PROVIDED RECORDS:
=-=-=

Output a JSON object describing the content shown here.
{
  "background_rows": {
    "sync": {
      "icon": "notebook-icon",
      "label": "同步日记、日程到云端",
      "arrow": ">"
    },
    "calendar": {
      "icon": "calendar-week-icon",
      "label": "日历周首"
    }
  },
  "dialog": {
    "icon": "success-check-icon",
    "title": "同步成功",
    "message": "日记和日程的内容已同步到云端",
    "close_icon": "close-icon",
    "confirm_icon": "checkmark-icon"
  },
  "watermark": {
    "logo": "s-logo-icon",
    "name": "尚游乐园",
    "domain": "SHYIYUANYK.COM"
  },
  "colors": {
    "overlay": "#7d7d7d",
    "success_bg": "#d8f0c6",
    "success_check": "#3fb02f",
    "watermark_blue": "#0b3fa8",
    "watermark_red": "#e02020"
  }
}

=-=-=

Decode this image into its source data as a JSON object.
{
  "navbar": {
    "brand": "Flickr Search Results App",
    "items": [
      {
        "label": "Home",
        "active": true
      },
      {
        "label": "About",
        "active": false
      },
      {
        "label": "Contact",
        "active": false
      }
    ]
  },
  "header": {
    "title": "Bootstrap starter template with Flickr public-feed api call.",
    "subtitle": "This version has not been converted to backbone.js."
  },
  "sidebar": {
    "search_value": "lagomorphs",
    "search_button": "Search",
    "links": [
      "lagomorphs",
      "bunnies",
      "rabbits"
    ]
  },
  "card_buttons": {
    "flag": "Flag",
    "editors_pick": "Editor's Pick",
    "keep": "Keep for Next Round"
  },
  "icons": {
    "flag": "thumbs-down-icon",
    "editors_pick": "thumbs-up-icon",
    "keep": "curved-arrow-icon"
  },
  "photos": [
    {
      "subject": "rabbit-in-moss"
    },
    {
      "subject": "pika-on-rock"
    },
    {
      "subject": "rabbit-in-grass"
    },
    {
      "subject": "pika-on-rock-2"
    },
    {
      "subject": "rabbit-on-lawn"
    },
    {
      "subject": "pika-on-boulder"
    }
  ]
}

=-=-=

WHAT IS ASKED: Tally the lines of the preceding listing in which the word "thumbs" appears; state nothing but the total.

FINAL RESULT: 2